## [Stated task]
Update every line of the records below by changing "Patent image size" to "Drawing dimensions" and keeping all else unchanged. Leave the pictures out of your answer.

## [Data section]
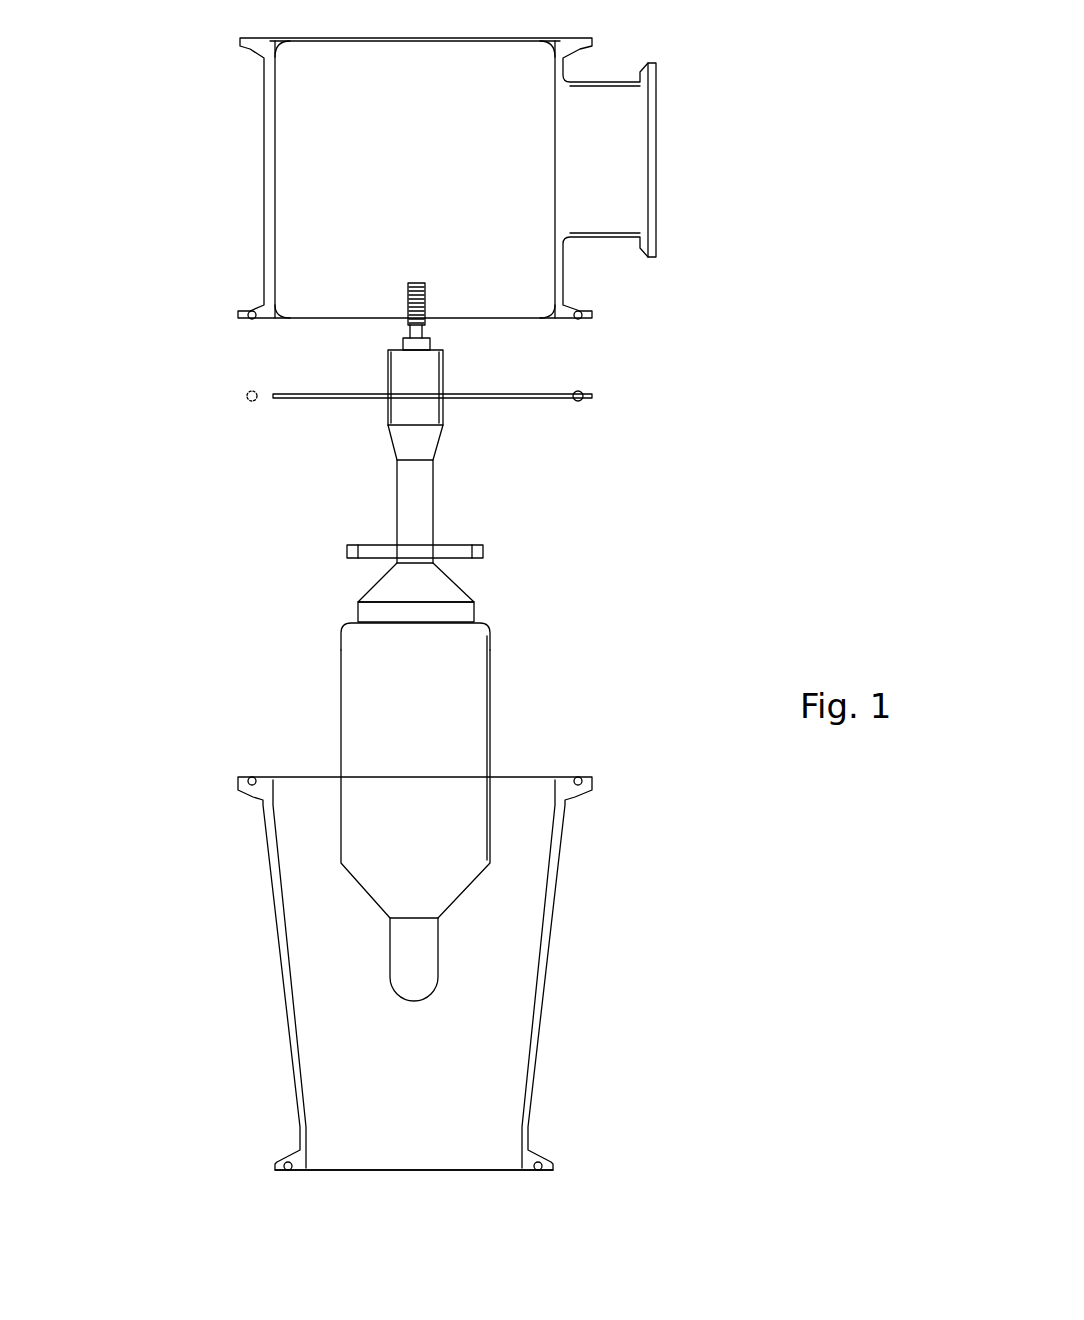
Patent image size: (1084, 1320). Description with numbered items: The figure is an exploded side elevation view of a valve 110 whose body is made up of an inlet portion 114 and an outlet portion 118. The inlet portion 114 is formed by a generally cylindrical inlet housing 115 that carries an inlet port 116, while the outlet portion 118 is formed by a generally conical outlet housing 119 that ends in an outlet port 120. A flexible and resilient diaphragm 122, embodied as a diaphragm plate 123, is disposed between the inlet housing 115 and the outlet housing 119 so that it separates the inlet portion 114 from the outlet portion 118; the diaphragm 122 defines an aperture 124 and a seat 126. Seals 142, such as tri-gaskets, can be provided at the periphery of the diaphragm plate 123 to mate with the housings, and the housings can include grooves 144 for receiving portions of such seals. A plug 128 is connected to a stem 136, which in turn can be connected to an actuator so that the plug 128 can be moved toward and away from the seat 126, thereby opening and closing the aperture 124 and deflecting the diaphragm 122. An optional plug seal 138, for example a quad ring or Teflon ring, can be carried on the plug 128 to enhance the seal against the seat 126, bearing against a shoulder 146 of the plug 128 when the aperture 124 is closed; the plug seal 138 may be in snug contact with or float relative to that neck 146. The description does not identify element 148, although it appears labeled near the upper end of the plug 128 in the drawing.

The valve 110 is at (140, 1093).
The inlet portion 114 is at (265, 198).
The inlet housing 115 is at (272, 90).
The inlet port 116 is at (660, 205).
The outlet portion 118 is at (553, 915).
The outlet housing 119 is at (548, 955).
The outlet port 120 is at (503, 1173).
The diaphragm 122 is at (497, 398).
The diaphragm plate 123 is at (290, 400).
The aperture 124 is at (457, 392).
The seat 126 is at (357, 400).
The plug 128 is at (465, 695).
The stem 136 is at (437, 488).
The plug seal 138 is at (343, 553).
The seals 142 is at (583, 394).
The grooves 144 is at (578, 320).
The shoulder 146 is at (480, 622).
The collar 148 is at (357, 607).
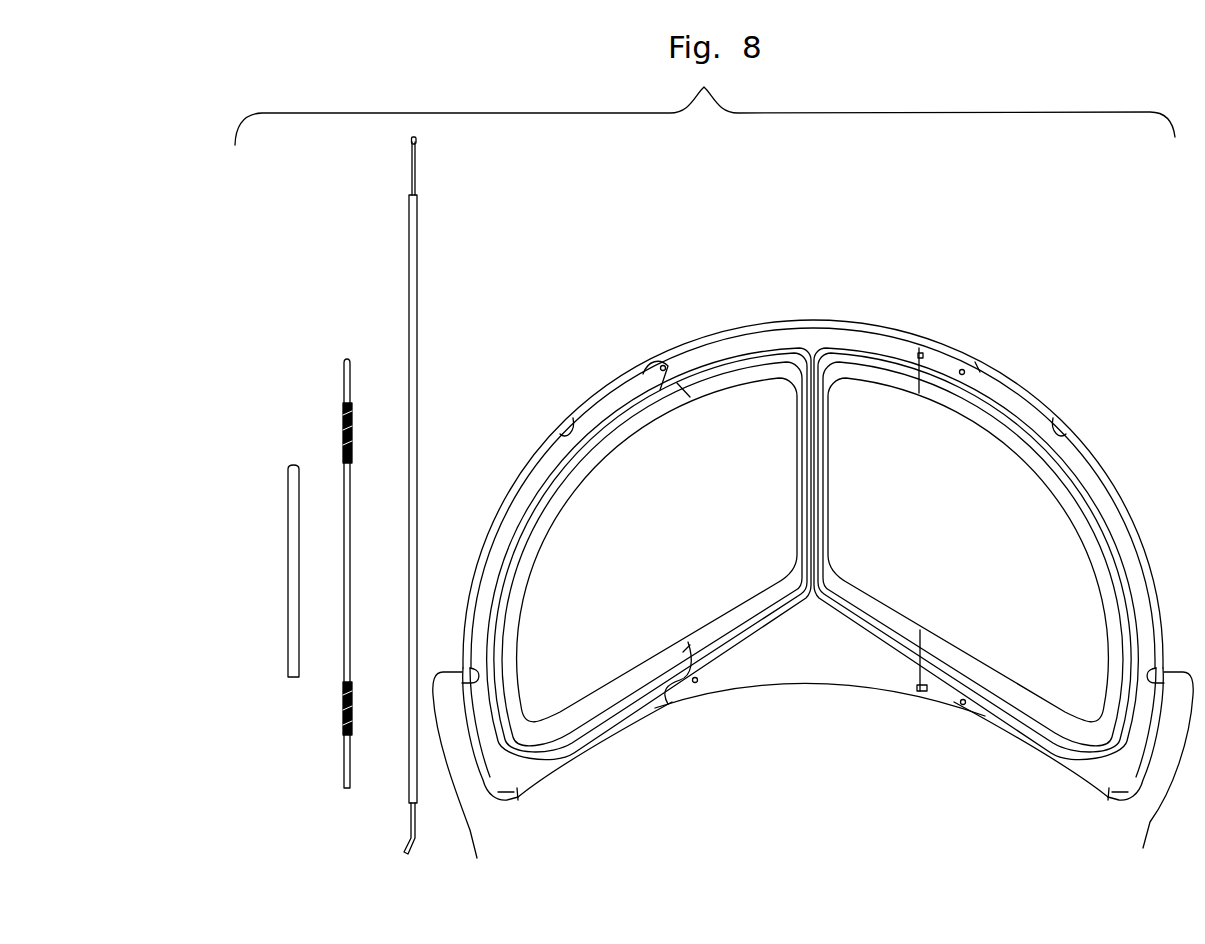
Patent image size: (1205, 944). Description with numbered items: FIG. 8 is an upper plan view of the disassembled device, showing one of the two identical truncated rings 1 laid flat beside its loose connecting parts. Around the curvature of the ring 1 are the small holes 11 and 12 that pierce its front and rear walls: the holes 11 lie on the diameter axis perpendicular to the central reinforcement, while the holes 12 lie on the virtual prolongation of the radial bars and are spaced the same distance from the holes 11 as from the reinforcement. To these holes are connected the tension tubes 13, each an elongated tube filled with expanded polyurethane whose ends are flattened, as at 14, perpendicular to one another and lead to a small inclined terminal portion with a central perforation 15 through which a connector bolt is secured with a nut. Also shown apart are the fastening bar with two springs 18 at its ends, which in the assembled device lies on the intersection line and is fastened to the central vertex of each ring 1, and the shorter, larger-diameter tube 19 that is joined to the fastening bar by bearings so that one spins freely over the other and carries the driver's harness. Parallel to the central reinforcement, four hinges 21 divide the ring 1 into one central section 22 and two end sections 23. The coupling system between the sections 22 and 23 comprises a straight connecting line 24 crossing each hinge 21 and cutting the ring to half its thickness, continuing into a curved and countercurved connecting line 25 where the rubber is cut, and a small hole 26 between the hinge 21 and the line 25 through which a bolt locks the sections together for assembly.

The truncated ring 1 is at (794, 319).
The small hole 11 is at (813, 781).
The small hole 12 is at (565, 428).
The tension tube 13 is at (410, 245).
The flattened end 14 is at (411, 180).
The central perforation 15 is at (412, 140).
The fastening bar with two springs 18 is at (348, 418).
The tube 19 is at (288, 542).
The hinge 21 is at (912, 352).
The central section 22 is at (812, 662).
The end section 23 is at (613, 727).
The straight connecting line 24 is at (913, 355).
The curved and countercurved connecting line 25 is at (655, 370).
The small hole 26 is at (664, 365).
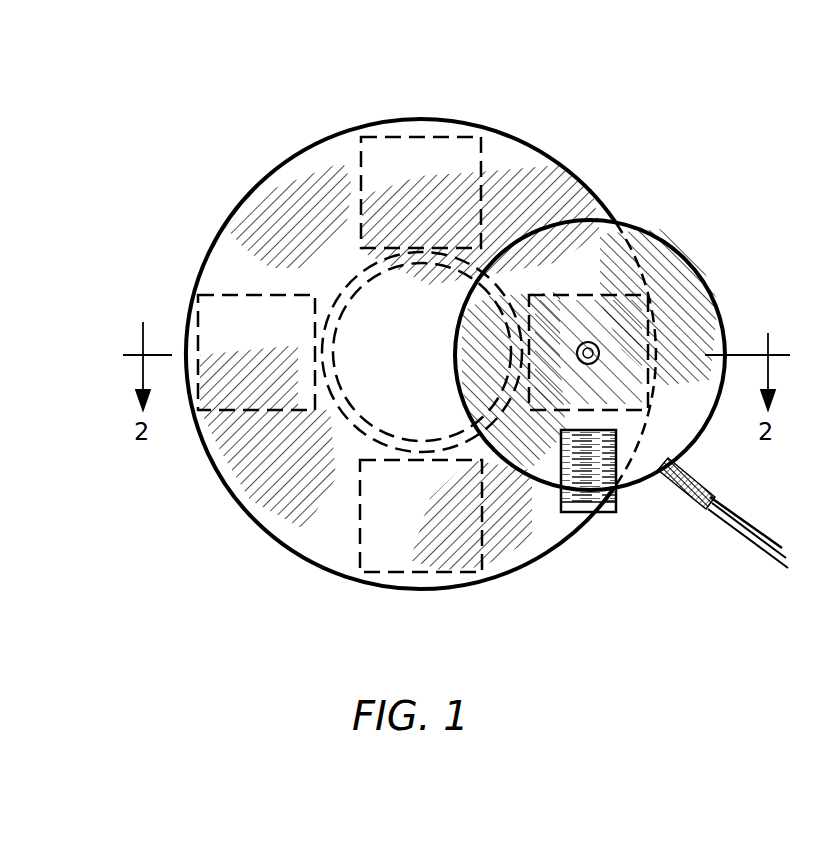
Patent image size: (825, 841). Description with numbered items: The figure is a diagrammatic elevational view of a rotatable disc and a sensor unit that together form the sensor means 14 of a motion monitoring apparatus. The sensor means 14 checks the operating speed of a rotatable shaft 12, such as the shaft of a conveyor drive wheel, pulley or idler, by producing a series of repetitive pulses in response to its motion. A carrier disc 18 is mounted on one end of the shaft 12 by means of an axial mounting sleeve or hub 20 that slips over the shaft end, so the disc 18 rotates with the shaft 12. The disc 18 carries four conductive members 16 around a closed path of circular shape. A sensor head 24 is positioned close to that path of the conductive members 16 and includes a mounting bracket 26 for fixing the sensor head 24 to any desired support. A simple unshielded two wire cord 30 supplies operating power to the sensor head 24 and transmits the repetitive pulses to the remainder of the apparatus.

## [Exercise solution]
Drawing dimensions: (1084, 1320). Description with numbered items: The figure is an exploded side elevation view of a valve 110 whose body is made up of an inlet portion 114 and an outlet portion 118. The inlet portion 114 is formed by a generally cylindrical inlet housing 115 that carries an inlet port 116, while the outlet portion 118 is formed by a generally conical outlet housing 119 that ends in an outlet port 120. A flexible and resilient diaphragm 122, embodied as a diaphragm plate 123, is disposed between the inlet housing 115 and the outlet housing 119 so that it separates the inlet portion 114 from the outlet portion 118; the diaphragm 122 defines an aperture 124 and a seat 126. Seals 142, such as tri-gaskets, can be provided at the periphery of the diaphragm plate 123 to mate with the housings, and the housings can include grooves 144 for receiving portions of such seals. A plug 128 is connected to a stem 136, which in turn can be connected to an actuator so that the plug 128 can be moved toward and away from the seat 126, thereby opening and closing the aperture 124 and deflecting the diaphragm 122. An optional plug seal 138, for example a quad ring or Teflon ring, can be carried on the plug 128 to enhance the seal against the seat 126, bearing against a shoulder 146 of the plug 128 when the aperture 124 is closed; the plug seal 138 may be in snug contact with or float relative to that neck 146. The description does not identify element 148, although it appears labeled near the upper end of the plug 128 in the drawing.

The valve 110 is at (140, 1093).
The inlet portion 114 is at (265, 198).
The inlet housing 115 is at (272, 90).
The inlet port 116 is at (660, 205).
The outlet portion 118 is at (553, 915).
The outlet housing 119 is at (548, 955).
The outlet port 120 is at (503, 1173).
The diaphragm 122 is at (497, 398).
The diaphragm plate 123 is at (290, 400).
The aperture 124 is at (457, 392).
The seat 126 is at (357, 400).
The plug 128 is at (465, 695).
The stem 136 is at (437, 488).
The plug seal 138 is at (343, 553).
The seals 142 is at (583, 394).
The grooves 144 is at (578, 320).
The shoulder 146 is at (480, 622).
The collar 148 is at (357, 607).
Drawing dimensions: (1205, 944). Description with numbered items: FIG. 8 is an upper plan view of the disassembled device, showing one of the two identical truncated rings 1 laid flat beside its loose connecting parts. Around the curvature of the ring 1 are the small holes 11 and 12 that pierce its front and rear walls: the holes 11 lie on the diameter axis perpendicular to the central reinforcement, while the holes 12 lie on the virtual prolongation of the radial bars and are spaced the same distance from the holes 11 as from the reinforcement. To these holes are connected the tension tubes 13, each an elongated tube filled with expanded polyurethane whose ends are flattened, as at 14, perpendicular to one another and lead to a small inclined terminal portion with a central perforation 15 through which a connector bolt is secured with a nut. Also shown apart are the fastening bar with two springs 18 at its ends, which in the assembled device lies on the intersection line and is fastened to the central vertex of each ring 1, and the shorter, larger-diameter tube 19 that is joined to the fastening bar by bearings so that one spins freely over the other and carries the driver's harness. Parallel to the central reinforcement, four hinges 21 divide the ring 1 into one central section 22 and two end sections 23. The coupling system between the sections 22 and 23 comprises a straight connecting line 24 crossing each hinge 21 and cutting the ring to half its thickness, continuing into a curved and countercurved connecting line 25 where the rubber is cut, and a small hole 26 between the hinge 21 and the line 25 through which a bolt locks the sections together for assembly.

The truncated ring 1 is at (794, 319).
The small hole 11 is at (813, 781).
The small hole 12 is at (565, 428).
The tension tube 13 is at (410, 245).
The flattened end 14 is at (411, 180).
The central perforation 15 is at (412, 140).
The fastening bar with two springs 18 is at (348, 418).
The tube 19 is at (288, 542).
The hinge 21 is at (912, 352).
The central section 22 is at (812, 662).
The end section 23 is at (613, 727).
The straight connecting line 24 is at (913, 355).
The curved and countercurved connecting line 25 is at (655, 370).
The small hole 26 is at (664, 365).
Drawing dimensions: (825, 841). Description with numbered items: The figure is a diagrammatic elevational view of a rotatable disc and a sensor unit that together form the sensor means 14 of a motion monitoring apparatus. The sensor means 14 checks the operating speed of a rotatable shaft 12, such as the shaft of a conveyor drive wheel, pulley or idler, by producing a series of repetitive pulses in response to its motion. A carrier disc 18 is mounted on one end of the shaft 12 by means of an axial mounting sleeve or hub 20 that slips over the shaft end, so the disc 18 rotates with the shaft 12. The disc 18 carries four conductive members 16 around a closed path of circular shape. A sensor head 24 is positioned close to that path of the conductive members 16 and includes a mounting bracket 26 for fixing the sensor head 24 to any desired support. A simple unshielded two wire cord 30 supplies operating power to the sensor head 24 and transmits the repetitive pulses to the remainder of the apparatus.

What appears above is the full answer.